What the task asks >> Each entry has to be copied exactly, with nothing missed.

Dataset rows >>
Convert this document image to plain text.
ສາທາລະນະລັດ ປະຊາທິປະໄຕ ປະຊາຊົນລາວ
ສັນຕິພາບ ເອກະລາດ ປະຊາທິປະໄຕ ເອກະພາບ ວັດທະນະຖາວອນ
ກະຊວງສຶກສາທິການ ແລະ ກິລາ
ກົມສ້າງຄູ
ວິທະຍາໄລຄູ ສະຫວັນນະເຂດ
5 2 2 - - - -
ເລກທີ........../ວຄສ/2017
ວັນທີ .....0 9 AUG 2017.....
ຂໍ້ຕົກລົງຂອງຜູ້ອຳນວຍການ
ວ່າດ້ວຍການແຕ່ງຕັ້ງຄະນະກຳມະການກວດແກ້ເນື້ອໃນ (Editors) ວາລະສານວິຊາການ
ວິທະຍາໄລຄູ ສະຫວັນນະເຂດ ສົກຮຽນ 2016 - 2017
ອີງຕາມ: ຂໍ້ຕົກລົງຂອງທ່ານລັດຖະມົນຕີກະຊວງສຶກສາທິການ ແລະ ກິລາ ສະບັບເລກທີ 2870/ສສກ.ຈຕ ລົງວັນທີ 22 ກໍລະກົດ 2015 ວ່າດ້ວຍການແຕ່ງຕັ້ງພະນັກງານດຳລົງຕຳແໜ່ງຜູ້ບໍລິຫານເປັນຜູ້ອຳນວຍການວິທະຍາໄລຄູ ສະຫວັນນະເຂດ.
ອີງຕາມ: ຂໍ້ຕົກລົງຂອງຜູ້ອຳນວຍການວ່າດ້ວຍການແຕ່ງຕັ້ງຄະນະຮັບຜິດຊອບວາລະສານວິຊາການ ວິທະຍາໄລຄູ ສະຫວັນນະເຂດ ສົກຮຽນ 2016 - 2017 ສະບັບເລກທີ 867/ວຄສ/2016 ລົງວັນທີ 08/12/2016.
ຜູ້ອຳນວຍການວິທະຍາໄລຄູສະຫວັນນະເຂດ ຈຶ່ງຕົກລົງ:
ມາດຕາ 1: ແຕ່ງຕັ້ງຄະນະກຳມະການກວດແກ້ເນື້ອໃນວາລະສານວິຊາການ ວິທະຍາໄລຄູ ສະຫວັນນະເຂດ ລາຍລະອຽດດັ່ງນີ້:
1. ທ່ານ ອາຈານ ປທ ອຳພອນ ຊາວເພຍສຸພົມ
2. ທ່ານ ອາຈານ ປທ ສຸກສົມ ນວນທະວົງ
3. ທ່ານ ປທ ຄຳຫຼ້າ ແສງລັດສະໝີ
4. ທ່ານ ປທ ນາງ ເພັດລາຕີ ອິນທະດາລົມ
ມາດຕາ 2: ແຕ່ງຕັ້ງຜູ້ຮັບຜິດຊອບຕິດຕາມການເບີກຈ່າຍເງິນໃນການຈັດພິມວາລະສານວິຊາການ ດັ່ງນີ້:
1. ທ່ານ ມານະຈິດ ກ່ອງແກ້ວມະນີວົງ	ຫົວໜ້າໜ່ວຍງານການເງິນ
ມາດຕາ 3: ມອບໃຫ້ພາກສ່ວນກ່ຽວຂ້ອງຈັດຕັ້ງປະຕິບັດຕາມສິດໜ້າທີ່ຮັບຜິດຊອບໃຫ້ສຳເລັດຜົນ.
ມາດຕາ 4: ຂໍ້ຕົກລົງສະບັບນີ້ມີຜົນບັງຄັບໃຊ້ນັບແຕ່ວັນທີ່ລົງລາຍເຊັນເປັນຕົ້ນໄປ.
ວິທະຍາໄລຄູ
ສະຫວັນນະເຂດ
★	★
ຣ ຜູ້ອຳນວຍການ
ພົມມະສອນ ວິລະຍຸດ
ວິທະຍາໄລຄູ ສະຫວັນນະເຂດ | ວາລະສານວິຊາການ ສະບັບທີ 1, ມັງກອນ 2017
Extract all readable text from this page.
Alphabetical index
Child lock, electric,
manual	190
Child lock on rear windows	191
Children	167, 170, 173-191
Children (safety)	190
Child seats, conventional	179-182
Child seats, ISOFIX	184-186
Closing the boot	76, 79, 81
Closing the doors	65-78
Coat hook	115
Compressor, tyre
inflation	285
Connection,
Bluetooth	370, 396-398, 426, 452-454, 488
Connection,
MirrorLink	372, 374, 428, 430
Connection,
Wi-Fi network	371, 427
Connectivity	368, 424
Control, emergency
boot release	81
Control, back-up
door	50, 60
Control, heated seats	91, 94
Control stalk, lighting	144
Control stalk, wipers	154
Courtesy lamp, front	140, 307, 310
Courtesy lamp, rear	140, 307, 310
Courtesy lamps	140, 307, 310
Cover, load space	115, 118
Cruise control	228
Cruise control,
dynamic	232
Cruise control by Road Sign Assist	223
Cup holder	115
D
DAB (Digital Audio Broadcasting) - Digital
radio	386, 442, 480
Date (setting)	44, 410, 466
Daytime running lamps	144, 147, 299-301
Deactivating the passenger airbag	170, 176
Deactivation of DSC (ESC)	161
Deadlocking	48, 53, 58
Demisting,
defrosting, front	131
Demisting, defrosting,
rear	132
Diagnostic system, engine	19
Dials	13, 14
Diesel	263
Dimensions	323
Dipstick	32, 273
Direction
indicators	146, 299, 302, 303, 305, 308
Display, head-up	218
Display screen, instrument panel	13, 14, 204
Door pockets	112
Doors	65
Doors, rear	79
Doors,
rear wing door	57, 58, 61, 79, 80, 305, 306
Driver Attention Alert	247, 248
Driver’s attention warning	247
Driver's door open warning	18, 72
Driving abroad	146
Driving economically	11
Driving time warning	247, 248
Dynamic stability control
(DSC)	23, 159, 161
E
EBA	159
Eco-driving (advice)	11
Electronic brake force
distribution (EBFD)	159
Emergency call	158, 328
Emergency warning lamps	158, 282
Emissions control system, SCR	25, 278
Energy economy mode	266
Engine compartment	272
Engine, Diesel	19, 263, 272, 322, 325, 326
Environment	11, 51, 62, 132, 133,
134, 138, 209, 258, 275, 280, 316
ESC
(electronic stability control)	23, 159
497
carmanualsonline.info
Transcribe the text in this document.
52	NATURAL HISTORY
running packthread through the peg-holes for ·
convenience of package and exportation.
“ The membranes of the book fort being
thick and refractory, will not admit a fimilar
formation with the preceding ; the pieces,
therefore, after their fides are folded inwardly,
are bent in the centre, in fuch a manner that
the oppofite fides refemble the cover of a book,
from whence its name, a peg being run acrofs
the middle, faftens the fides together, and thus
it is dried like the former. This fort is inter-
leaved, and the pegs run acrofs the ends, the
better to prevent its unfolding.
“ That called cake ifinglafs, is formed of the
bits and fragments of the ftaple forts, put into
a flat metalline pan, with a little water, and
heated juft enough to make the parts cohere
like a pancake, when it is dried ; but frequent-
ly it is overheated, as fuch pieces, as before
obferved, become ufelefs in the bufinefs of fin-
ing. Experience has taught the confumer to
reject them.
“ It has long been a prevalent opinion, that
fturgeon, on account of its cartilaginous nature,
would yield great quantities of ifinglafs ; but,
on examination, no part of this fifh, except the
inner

Response below >>
Convert this document image to plain text.
ສາທາລະນະລັດ ປະຊາທິປະໄຕ ປະຊາຊົນລາວ
ສັນຕິພາບ ເອກະລາດ ປະຊາທິປະໄຕ ເອກະພາບ ວັດທະນະຖາວອນ
ກະຊວງສຶກສາທິການ ແລະ ກິລາ
ກົມສ້າງຄູ
ວິທະຍາໄລຄູ ສະຫວັນນະເຂດ
5 2 2 - - - -
ເລກທີ........../ວຄສ/2017
ວັນທີ .....0 9 AUG 2017.....
ຂໍ້ຕົກລົງຂອງຜູ້ອຳນວຍການ
ວ່າດ້ວຍການແຕ່ງຕັ້ງຄະນະກຳມະການກວດແກ້ເນື້ອໃນ (Editors) ວາລະສານວິຊາການ
ວິທະຍາໄລຄູ ສະຫວັນນະເຂດ ສົກຮຽນ 2016 - 2017
ອີງຕາມ: ຂໍ້ຕົກລົງຂອງທ່ານລັດຖະມົນຕີກະຊວງສຶກສາທິການ ແລະ ກິລາ ສະບັບເລກທີ 2870/ສສກ.ຈຕ ລົງວັນທີ 22 ກໍລະກົດ 2015 ວ່າດ້ວຍການແຕ່ງຕັ້ງພະນັກງານດຳລົງຕຳແໜ່ງຜູ້ບໍລິຫານເປັນຜູ້ອຳນວຍການວິທະຍາໄລຄູ ສະຫວັນນະເຂດ.
ອີງຕາມ: ຂໍ້ຕົກລົງຂອງຜູ້ອຳນວຍການວ່າດ້ວຍການແຕ່ງຕັ້ງຄະນະຮັບຜິດຊອບວາລະສານວິຊາການ ວິທະຍາໄລຄູ ສະຫວັນນະເຂດ ສົກຮຽນ 2016 - 2017 ສະບັບເລກທີ 867/ວຄສ/2016 ລົງວັນທີ 08/12/2016.
ຜູ້ອຳນວຍການວິທະຍາໄລຄູສະຫວັນນະເຂດ ຈຶ່ງຕົກລົງ:
ມາດຕາ 1: ແຕ່ງຕັ້ງຄະນະກຳມະການກວດແກ້ເນື້ອໃນວາລະສານວິຊາການ ວິທະຍາໄລຄູ ສະຫວັນນະເຂດ ລາຍລະອຽດດັ່ງນີ້:
1. ທ່ານ ອາຈານ ປທ ອຳພອນ ຊາວເພຍສຸພົມ
2. ທ່ານ ອາຈານ ປທ ສຸກສົມ ນວນທະວົງ
3. ທ່ານ ປທ ຄຳຫຼ້າ ແສງລັດສະໝີ
4. ທ່ານ ປທ ນາງ ເພັດລາຕີ ອິນທະດາລົມ
ມາດຕາ 2: ແຕ່ງຕັ້ງຜູ້ຮັບຜິດຊອບຕິດຕາມການເບີກຈ່າຍເງິນໃນການຈັດພິມວາລະສານວິຊາການ ດັ່ງນີ້:
1. ທ່ານ ມານະຈິດ ກ່ອງແກ້ວມະນີວົງ	ຫົວໜ້າໜ່ວຍງານການເງິນ
ມາດຕາ 3: ມອບໃຫ້ພາກສ່ວນກ່ຽວຂ້ອງຈັດຕັ້ງປະຕິບັດຕາມສິດໜ້າທີ່ຮັບຜິດຊອບໃຫ້ສຳເລັດຜົນ.
ມາດຕາ 4: ຂໍ້ຕົກລົງສະບັບນີ້ມີຜົນບັງຄັບໃຊ້ນັບແຕ່ວັນທີ່ລົງລາຍເຊັນເປັນຕົ້ນໄປ.
ວິທະຍາໄລຄູ
ສະຫວັນນະເຂດ
★	★
ຣ ຜູ້ອຳນວຍການ
ພົມມະສອນ ວິລະຍຸດ
ວິທະຍາໄລຄູ ສະຫວັນນະເຂດ | ວາລະສານວິຊາການ ສະບັບທີ 1, ມັງກອນ 2017
Extract all readable text from this page.
Alphabetical index
Child lock, electric,
manual	190
Child lock on rear windows	191
Children	167, 170, 173-191
Children (safety)	190
Child seats, conventional	179-182
Child seats, ISOFIX	184-186
Closing the boot	76, 79, 81
Closing the doors	65-78
Coat hook	115
Compressor, tyre
inflation	285
Connection,
Bluetooth	370, 396-398, 426, 452-454, 488
Connection,
MirrorLink	372, 374, 428, 430
Connection,
Wi-Fi network	371, 427
Connectivity	368, 424
Control, emergency
boot release	81
Control, back-up
door	50, 60
Control, heated seats	91, 94
Control stalk, lighting	144
Control stalk, wipers	154
Courtesy lamp, front	140, 307, 310
Courtesy lamp, rear	140, 307, 310
Courtesy lamps	140, 307, 310
Cover, load space	115, 118
Cruise control	228
Cruise control,
dynamic	232
Cruise control by Road Sign Assist	223
Cup holder	115
D
DAB (Digital Audio Broadcasting) - Digital
radio	386, 442, 480
Date (setting)	44, 410, 466
Daytime running lamps	144, 147, 299-301
Deactivating the passenger airbag	170, 176
Deactivation of DSC (ESC)	161
Deadlocking	48, 53, 58
Demisting,
defrosting, front	131
Demisting, defrosting,
rear	132
Diagnostic system, engine	19
Dials	13, 14
Diesel	263
Dimensions	323
Dipstick	32, 273
Direction
indicators	146, 299, 302, 303, 305, 308
Display, head-up	218
Display screen, instrument panel	13, 14, 204
Door pockets	112
Doors	65
Doors, rear	79
Doors,
rear wing door	57, 58, 61, 79, 80, 305, 306
Driver Attention Alert	247, 248
Driver’s attention warning	247
Driver's door open warning	18, 72
Driving abroad	146
Driving economically	11
Driving time warning	247, 248
Dynamic stability control
(DSC)	23, 159, 161
E
EBA	159
Eco-driving (advice)	11
Electronic brake force
distribution (EBFD)	159
Emergency call	158, 328
Emergency warning lamps	158, 282
Emissions control system, SCR	25, 278
Energy economy mode	266
Engine compartment	272
Engine, Diesel	19, 263, 272, 322, 325, 326
Environment	11, 51, 62, 132, 133,
134, 138, 209, 258, 275, 280, 316
ESC
(electronic stability control)	23, 159
497
carmanualsonline.info
Transcribe the text in this document.
52	NATURAL HISTORY
running packthread through the peg-holes for ·
convenience of package and exportation.
“ The membranes of the book fort being
thick and refractory, will not admit a fimilar
formation with the preceding ; the pieces,
therefore, after their fides are folded inwardly,
are bent in the centre, in fuch a manner that
the oppofite fides refemble the cover of a book,
from whence its name, a peg being run acrofs
the middle, faftens the fides together, and thus
it is dried like the former. This fort is inter-
leaved, and the pegs run acrofs the ends, the
better to prevent its unfolding.
“ That called cake ifinglafs, is formed of the
bits and fragments of the ftaple forts, put into
a flat metalline pan, with a little water, and
heated juft enough to make the parts cohere
like a pancake, when it is dried ; but frequent-
ly it is overheated, as fuch pieces, as before
obferved, become ufelefs in the bufinefs of fin-
ing. Experience has taught the confumer to
reject them.
“ It has long been a prevalent opinion, that
fturgeon, on account of its cartilaginous nature,
would yield great quantities of ifinglafs ; but,
on examination, no part of this fifh, except the
inner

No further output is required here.